Extracted records:

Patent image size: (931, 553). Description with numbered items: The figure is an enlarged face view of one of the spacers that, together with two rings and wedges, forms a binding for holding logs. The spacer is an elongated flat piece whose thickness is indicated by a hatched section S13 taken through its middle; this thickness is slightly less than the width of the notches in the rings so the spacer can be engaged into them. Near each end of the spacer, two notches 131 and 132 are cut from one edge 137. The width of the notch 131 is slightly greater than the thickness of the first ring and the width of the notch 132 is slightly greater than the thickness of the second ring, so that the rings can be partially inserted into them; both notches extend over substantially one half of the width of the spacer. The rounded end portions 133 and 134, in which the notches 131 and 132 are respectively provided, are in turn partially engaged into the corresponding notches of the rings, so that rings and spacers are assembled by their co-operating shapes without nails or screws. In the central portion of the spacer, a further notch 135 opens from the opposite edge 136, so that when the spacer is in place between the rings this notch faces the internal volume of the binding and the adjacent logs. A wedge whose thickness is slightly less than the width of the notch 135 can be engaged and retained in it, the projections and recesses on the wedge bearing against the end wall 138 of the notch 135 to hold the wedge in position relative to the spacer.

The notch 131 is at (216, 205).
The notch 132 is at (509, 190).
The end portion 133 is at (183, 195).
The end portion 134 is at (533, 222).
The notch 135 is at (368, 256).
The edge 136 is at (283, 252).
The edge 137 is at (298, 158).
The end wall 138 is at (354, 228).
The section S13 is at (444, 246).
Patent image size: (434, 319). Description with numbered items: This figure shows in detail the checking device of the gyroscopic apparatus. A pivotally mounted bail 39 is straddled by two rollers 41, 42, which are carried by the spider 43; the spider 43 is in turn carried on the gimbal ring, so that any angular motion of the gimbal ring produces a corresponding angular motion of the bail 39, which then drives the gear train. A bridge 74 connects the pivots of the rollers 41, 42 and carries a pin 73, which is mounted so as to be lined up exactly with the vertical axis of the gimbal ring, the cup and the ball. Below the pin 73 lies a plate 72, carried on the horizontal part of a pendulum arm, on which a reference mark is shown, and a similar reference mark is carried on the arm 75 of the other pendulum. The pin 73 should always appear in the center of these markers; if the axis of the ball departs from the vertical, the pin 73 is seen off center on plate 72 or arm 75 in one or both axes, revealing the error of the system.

...

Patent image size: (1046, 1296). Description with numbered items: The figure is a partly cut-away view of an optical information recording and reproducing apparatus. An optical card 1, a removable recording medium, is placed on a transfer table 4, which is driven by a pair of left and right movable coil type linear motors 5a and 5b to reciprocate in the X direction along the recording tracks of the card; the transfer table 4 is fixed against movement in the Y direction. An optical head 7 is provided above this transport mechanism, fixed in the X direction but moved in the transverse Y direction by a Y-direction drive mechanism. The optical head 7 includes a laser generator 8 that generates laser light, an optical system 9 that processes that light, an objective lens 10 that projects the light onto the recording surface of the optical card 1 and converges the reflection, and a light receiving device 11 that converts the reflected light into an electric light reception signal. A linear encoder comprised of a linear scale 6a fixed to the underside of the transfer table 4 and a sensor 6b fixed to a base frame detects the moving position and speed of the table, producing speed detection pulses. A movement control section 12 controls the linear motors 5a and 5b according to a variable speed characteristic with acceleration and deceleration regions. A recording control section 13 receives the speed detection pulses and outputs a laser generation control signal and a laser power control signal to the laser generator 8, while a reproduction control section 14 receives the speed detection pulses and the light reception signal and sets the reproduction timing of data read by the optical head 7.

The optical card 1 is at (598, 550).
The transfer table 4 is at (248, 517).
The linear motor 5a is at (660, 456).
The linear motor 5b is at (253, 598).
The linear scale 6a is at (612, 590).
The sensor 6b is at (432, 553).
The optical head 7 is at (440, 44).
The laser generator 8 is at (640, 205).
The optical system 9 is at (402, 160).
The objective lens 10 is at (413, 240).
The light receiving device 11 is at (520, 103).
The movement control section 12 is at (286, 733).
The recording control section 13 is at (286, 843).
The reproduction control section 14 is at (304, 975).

**TASK TO CARRY OUT**
How many lines in the data contain the string "wall"? Reply with the number only.

**ANSWER TO THIS PROBLEM**
2